Determine how many lines include "Staates". Give the number and nothing else.
--- Rows ---
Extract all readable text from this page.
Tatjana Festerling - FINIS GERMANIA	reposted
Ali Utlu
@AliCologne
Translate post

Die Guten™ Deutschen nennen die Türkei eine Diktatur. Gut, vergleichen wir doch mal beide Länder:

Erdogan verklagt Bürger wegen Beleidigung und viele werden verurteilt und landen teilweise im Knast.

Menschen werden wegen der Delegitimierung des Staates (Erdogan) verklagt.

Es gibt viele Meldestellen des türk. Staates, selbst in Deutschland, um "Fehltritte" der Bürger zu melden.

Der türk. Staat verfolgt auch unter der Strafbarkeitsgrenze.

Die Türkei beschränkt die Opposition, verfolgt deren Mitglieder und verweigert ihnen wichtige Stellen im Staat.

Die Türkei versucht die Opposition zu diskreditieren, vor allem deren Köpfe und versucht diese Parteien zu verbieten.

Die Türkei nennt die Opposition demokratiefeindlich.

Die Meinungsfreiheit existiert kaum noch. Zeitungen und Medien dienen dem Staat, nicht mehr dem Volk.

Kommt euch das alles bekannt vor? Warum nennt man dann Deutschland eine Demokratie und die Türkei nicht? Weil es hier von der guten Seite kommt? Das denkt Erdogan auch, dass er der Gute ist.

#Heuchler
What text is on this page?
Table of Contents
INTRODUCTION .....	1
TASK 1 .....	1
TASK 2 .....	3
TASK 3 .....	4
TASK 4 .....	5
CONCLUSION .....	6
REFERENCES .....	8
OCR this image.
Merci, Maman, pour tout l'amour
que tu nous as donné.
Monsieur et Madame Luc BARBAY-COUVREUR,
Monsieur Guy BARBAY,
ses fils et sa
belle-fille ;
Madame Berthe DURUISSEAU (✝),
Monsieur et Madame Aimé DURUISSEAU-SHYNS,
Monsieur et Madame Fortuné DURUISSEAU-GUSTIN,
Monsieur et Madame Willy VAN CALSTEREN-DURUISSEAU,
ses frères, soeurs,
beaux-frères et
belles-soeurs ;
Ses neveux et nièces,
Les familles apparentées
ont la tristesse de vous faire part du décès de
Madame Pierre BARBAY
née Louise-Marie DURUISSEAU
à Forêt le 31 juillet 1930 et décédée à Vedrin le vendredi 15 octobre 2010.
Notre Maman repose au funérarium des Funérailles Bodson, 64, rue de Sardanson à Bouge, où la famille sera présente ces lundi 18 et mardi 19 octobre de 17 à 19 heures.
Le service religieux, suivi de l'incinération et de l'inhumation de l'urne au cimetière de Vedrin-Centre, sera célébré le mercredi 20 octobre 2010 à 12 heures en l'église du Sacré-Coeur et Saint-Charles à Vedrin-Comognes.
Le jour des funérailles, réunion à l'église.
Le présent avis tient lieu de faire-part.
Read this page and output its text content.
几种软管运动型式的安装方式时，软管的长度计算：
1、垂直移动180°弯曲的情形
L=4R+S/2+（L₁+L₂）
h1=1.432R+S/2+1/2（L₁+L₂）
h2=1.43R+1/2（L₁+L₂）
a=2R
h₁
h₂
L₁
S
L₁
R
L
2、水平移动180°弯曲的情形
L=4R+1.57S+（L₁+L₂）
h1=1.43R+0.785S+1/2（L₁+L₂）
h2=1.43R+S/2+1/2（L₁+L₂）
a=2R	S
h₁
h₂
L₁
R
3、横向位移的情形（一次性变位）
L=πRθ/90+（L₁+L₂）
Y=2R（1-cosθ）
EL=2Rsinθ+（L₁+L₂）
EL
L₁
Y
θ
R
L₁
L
---
Finished task: 2